### PROMPT
Look for the word "Trillion" in the entries below, then copy every line that has it.

Items from a dataset:
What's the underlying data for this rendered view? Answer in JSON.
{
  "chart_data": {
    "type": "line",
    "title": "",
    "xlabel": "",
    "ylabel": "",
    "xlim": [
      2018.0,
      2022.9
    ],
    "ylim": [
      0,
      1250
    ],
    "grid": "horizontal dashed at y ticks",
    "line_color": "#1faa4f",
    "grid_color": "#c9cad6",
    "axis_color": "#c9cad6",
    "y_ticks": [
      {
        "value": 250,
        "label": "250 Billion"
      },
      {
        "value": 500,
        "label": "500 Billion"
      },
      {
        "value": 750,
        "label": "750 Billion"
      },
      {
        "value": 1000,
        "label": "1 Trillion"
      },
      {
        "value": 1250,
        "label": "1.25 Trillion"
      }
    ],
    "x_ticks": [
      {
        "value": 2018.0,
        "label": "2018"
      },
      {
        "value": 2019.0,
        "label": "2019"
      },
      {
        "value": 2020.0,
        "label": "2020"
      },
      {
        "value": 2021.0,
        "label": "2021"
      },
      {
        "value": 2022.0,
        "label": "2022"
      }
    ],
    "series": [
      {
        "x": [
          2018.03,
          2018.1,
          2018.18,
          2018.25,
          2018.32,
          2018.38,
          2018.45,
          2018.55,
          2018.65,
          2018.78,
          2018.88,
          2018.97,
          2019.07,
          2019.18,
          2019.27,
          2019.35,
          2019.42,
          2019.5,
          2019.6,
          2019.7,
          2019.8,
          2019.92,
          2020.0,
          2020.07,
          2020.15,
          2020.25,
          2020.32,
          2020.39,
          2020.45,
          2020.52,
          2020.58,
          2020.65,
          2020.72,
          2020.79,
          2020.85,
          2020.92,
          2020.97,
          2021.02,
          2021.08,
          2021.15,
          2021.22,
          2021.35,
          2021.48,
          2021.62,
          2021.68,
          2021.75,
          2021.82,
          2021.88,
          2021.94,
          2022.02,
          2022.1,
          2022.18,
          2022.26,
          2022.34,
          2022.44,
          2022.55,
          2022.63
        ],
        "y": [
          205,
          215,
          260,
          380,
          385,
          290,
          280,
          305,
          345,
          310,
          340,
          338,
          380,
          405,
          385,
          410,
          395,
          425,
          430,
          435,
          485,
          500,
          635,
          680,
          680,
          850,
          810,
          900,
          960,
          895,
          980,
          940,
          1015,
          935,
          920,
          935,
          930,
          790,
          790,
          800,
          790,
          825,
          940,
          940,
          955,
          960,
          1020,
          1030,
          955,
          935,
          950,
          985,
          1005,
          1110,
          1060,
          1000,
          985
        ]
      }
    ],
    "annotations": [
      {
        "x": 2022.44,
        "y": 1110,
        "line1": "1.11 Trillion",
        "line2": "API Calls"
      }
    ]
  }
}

### REPLY
        "label": "1 Trillion"
        "label": "1.25 Trillion"
        "line1": "1.11 Trillion",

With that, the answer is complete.